## PROVIDED ENTRIES
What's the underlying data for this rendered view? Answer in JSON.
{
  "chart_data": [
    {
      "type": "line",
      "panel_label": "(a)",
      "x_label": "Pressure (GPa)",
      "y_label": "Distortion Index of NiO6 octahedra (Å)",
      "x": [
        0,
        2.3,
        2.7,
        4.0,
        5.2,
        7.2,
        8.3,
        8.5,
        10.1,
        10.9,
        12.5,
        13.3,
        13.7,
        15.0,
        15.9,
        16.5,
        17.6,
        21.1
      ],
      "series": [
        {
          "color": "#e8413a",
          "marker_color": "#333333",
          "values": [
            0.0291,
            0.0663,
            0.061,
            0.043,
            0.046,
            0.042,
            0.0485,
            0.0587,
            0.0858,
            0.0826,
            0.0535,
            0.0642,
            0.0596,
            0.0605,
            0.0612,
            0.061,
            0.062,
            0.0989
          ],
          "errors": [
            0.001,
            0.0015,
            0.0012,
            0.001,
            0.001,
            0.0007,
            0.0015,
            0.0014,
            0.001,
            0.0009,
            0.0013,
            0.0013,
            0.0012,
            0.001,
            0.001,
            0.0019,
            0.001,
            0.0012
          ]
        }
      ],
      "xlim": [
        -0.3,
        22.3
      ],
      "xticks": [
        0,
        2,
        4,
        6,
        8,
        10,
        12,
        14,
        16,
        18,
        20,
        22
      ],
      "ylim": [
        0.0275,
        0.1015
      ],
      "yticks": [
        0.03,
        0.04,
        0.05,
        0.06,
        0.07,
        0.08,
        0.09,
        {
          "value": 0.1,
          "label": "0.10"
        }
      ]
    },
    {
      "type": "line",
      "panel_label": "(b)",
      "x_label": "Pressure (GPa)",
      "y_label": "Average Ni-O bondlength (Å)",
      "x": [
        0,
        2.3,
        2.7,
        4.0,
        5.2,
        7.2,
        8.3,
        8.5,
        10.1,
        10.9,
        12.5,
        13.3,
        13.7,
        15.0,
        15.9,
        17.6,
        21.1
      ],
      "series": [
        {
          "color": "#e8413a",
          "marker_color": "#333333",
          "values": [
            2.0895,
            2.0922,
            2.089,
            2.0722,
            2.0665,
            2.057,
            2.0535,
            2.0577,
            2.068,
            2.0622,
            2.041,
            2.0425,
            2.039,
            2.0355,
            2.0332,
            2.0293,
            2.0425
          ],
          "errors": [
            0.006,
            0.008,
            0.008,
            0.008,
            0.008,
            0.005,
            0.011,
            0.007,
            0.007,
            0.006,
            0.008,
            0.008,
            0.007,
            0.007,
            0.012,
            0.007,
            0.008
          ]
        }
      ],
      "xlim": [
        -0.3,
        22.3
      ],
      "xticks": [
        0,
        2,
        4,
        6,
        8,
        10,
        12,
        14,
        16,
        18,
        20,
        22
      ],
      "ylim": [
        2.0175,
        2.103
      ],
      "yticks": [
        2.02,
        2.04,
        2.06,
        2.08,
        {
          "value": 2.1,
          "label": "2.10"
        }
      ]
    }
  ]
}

## PROBLEM DETAILS
Quote all the records exactly, please, leaving none out.

## THE OUTPUT
What's the underlying data for this rendered view? Answer in JSON.
{
  "chart_data": [
    {
      "type": "line",
      "panel_label": "(a)",
      "x_label": "Pressure (GPa)",
      "y_label": "Distortion Index of NiO6 octahedra (Å)",
      "x": [
        0,
        2.3,
        2.7,
        4.0,
        5.2,
        7.2,
        8.3,
        8.5,
        10.1,
        10.9,
        12.5,
        13.3,
        13.7,
        15.0,
        15.9,
        16.5,
        17.6,
        21.1
      ],
      "series": [
        {
          "color": "#e8413a",
          "marker_color": "#333333",
          "values": [
            0.0291,
            0.0663,
            0.061,
            0.043,
            0.046,
            0.042,
            0.0485,
            0.0587,
            0.0858,
            0.0826,
            0.0535,
            0.0642,
            0.0596,
            0.0605,
            0.0612,
            0.061,
            0.062,
            0.0989
          ],
          "errors": [
            0.001,
            0.0015,
            0.0012,
            0.001,
            0.001,
            0.0007,
            0.0015,
            0.0014,
            0.001,
            0.0009,
            0.0013,
            0.0013,
            0.0012,
            0.001,
            0.001,
            0.0019,
            0.001,
            0.0012
          ]
        }
      ],
      "xlim": [
        -0.3,
        22.3
      ],
      "xticks": [
        0,
        2,
        4,
        6,
        8,
        10,
        12,
        14,
        16,
        18,
        20,
        22
      ],
      "ylim": [
        0.0275,
        0.1015
      ],
      "yticks": [
        0.03,
        0.04,
        0.05,
        0.06,
        0.07,
        0.08,
        0.09,
        {
          "value": 0.1,
          "label": "0.10"
        }
      ]
    },
    {
      "type": "line",
      "panel_label": "(b)",
      "x_label": "Pressure (GPa)",
      "y_label": "Average Ni-O bondlength (Å)",
      "x": [
        0,
        2.3,
        2.7,
        4.0,
        5.2,
        7.2,
        8.3,
        8.5,
        10.1,
        10.9,
        12.5,
        13.3,
        13.7,
        15.0,
        15.9,
        17.6,
        21.1
      ],
      "series": [
        {
          "color": "#e8413a",
          "marker_color": "#333333",
          "values": [
            2.0895,
            2.0922,
            2.089,
            2.0722,
            2.0665,
            2.057,
            2.0535,
            2.0577,
            2.068,
            2.0622,
            2.041,
            2.0425,
            2.039,
            2.0355,
            2.0332,
            2.0293,
            2.0425
          ],
          "errors": [
            0.006,
            0.008,
            0.008,
            0.008,
            0.008,
            0.005,
            0.011,
            0.007,
            0.007,
            0.006,
            0.008,
            0.008,
            0.007,
            0.007,
            0.012,
            0.007,
            0.008
          ]
        }
      ],
      "xlim": [
        -0.3,
        22.3
      ],
      "xticks": [
        0,
        2,
        4,
        6,
        8,
        10,
        12,
        14,
        16,
        18,
        20,
        22
      ],
      "ylim": [
        2.0175,
        2.103
      ],
      "yticks": [
        2.02,
        2.04,
        2.06,
        2.08,
        {
          "value": 2.1,
          "label": "2.10"
        }
      ]
    }
  ]
}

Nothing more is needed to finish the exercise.